Collected data entries
* * * *

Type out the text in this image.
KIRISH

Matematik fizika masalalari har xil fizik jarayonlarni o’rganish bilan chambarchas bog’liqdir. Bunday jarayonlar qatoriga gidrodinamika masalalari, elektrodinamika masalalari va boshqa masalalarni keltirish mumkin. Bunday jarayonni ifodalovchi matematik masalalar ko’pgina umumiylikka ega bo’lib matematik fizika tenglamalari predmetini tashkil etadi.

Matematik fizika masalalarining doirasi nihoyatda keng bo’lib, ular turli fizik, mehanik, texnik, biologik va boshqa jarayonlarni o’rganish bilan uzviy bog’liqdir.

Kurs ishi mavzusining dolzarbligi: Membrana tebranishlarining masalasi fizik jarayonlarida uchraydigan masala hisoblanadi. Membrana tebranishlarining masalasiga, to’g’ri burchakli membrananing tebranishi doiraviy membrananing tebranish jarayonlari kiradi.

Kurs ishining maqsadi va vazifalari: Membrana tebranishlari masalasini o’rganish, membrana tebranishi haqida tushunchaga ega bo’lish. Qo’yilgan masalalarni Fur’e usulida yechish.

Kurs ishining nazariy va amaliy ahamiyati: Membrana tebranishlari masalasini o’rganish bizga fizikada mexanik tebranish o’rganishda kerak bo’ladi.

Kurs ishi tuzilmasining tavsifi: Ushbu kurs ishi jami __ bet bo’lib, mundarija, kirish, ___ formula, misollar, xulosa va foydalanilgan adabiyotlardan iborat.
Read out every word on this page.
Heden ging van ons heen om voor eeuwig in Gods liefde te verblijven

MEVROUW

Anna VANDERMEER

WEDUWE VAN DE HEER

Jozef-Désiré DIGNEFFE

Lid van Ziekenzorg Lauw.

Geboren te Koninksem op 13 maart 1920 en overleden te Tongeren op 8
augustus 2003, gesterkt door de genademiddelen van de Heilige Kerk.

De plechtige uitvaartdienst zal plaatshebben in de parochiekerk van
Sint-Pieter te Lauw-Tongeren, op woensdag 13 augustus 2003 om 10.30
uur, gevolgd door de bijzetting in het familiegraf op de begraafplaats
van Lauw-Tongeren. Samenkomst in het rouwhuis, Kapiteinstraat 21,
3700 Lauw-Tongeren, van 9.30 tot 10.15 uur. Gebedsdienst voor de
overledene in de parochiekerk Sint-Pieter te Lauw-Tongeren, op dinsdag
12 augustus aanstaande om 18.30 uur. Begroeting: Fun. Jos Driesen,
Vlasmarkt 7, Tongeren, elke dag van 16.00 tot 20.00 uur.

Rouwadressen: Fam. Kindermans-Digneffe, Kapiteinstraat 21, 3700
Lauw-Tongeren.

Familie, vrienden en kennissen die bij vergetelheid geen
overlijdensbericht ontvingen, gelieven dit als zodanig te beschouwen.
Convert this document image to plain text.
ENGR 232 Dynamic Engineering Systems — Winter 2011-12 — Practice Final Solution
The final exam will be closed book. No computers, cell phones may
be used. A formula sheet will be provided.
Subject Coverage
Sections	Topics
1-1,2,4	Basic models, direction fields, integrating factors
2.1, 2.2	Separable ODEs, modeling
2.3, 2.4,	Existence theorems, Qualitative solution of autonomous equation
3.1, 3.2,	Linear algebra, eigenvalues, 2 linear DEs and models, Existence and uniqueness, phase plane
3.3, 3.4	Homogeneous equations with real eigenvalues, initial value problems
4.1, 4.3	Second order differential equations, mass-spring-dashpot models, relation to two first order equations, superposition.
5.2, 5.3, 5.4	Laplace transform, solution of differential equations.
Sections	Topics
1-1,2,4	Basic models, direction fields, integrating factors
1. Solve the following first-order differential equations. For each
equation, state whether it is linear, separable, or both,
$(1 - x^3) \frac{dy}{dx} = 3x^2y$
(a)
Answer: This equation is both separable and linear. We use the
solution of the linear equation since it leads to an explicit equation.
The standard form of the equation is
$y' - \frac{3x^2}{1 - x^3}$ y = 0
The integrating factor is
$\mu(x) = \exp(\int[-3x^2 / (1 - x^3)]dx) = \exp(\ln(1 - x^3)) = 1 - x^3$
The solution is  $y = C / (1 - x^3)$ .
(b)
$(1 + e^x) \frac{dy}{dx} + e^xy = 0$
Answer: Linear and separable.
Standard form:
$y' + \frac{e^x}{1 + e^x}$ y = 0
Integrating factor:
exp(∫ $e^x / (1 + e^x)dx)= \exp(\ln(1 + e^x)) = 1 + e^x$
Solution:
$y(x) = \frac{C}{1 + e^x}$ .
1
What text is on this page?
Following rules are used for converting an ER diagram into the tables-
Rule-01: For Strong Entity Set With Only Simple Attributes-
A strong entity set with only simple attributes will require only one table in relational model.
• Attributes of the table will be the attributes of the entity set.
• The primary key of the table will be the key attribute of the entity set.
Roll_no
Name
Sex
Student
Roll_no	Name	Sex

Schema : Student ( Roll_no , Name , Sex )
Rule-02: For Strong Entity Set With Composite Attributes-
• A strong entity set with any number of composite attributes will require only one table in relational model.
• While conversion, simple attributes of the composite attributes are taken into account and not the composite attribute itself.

* * * *

■ PROMPT:
Reproduce the full listing exactly.

■ WRITTEN ANSWER:
Type out the text in this image.
KIRISH

Matematik fizika masalalari har xil fizik jarayonlarni o’rganish bilan chambarchas bog’liqdir. Bunday jarayonlar qatoriga gidrodinamika masalalari, elektrodinamika masalalari va boshqa masalalarni keltirish mumkin. Bunday jarayonni ifodalovchi matematik masalalar ko’pgina umumiylikka ega bo’lib matematik fizika tenglamalari predmetini tashkil etadi.

Matematik fizika masalalarining doirasi nihoyatda keng bo’lib, ular turli fizik, mehanik, texnik, biologik va boshqa jarayonlarni o’rganish bilan uzviy bog’liqdir.

Kurs ishi mavzusining dolzarbligi: Membrana tebranishlarining masalasi fizik jarayonlarida uchraydigan masala hisoblanadi. Membrana tebranishlarining masalasiga, to’g’ri burchakli membrananing tebranishi doiraviy membrananing tebranish jarayonlari kiradi.

Kurs ishining maqsadi va vazifalari: Membrana tebranishlari masalasini o’rganish, membrana tebranishi haqida tushunchaga ega bo’lish. Qo’yilgan masalalarni Fur’e usulida yechish.

Kurs ishining nazariy va amaliy ahamiyati: Membrana tebranishlari masalasini o’rganish bizga fizikada mexanik tebranish o’rganishda kerak bo’ladi.

Kurs ishi tuzilmasining tavsifi: Ushbu kurs ishi jami __ bet bo’lib, mundarija, kirish, ___ formula, misollar, xulosa va foydalanilgan adabiyotlardan iborat.
Read out every word on this page.
Heden ging van ons heen om voor eeuwig in Gods liefde te verblijven

MEVROUW

Anna VANDERMEER

WEDUWE VAN DE HEER

Jozef-Désiré DIGNEFFE

Lid van Ziekenzorg Lauw.

Geboren te Koninksem op 13 maart 1920 en overleden te Tongeren op 8
augustus 2003, gesterkt door de genademiddelen van de Heilige Kerk.

De plechtige uitvaartdienst zal plaatshebben in de parochiekerk van
Sint-Pieter te Lauw-Tongeren, op woensdag 13 augustus 2003 om 10.30
uur, gevolgd door de bijzetting in het familiegraf op de begraafplaats
van Lauw-Tongeren. Samenkomst in het rouwhuis, Kapiteinstraat 21,
3700 Lauw-Tongeren, van 9.30 tot 10.15 uur. Gebedsdienst voor de
overledene in de parochiekerk Sint-Pieter te Lauw-Tongeren, op dinsdag
12 augustus aanstaande om 18.30 uur. Begroeting: Fun. Jos Driesen,
Vlasmarkt 7, Tongeren, elke dag van 16.00 tot 20.00 uur.

Rouwadressen: Fam. Kindermans-Digneffe, Kapiteinstraat 21, 3700
Lauw-Tongeren.

Familie, vrienden en kennissen die bij vergetelheid geen
overlijdensbericht ontvingen, gelieven dit als zodanig te beschouwen.
Convert this document image to plain text.
ENGR 232 Dynamic Engineering Systems — Winter 2011-12 — Practice Final Solution
The final exam will be closed book. No computers, cell phones may
be used. A formula sheet will be provided.
Subject Coverage
Sections	Topics
1-1,2,4	Basic models, direction fields, integrating factors
2.1, 2.2	Separable ODEs, modeling
2.3, 2.4,	Existence theorems, Qualitative solution of autonomous equation
3.1, 3.2,	Linear algebra, eigenvalues, 2 linear DEs and models, Existence and uniqueness, phase plane
3.3, 3.4	Homogeneous equations with real eigenvalues, initial value problems
4.1, 4.3	Second order differential equations, mass-spring-dashpot models, relation to two first order equations, superposition.
5.2, 5.3, 5.4	Laplace transform, solution of differential equations.
Sections	Topics
1-1,2,4	Basic models, direction fields, integrating factors
1. Solve the following first-order differential equations. For each
equation, state whether it is linear, separable, or both,
$(1 - x^3) \frac{dy}{dx} = 3x^2y$
(a)
Answer: This equation is both separable and linear. We use the
solution of the linear equation since it leads to an explicit equation.
The standard form of the equation is
$y' - \frac{3x^2}{1 - x^3}$ y = 0
The integrating factor is
$\mu(x) = \exp(\int[-3x^2 / (1 - x^3)]dx) = \exp(\ln(1 - x^3)) = 1 - x^3$
The solution is  $y = C / (1 - x^3)$ .
(b)
$(1 + e^x) \frac{dy}{dx} + e^xy = 0$
Answer: Linear and separable.
Standard form:
$y' + \frac{e^x}{1 + e^x}$ y = 0
Integrating factor:
exp(∫ $e^x / (1 + e^x)dx)= \exp(\ln(1 + e^x)) = 1 + e^x$
Solution:
$y(x) = \frac{C}{1 + e^x}$ .
1
What text is on this page?
Following rules are used for converting an ER diagram into the tables-
Rule-01: For Strong Entity Set With Only Simple Attributes-
A strong entity set with only simple attributes will require only one table in relational model.
• Attributes of the table will be the attributes of the entity set.
• The primary key of the table will be the key attribute of the entity set.
Roll_no
Name
Sex
Student
Roll_no	Name	Sex

Schema : Student ( Roll_no , Name , Sex )
Rule-02: For Strong Entity Set With Composite Attributes-
• A strong entity set with any number of composite attributes will require only one table in relational model.
• While conversion, simple attributes of the composite attributes are taken into account and not the composite attribute itself.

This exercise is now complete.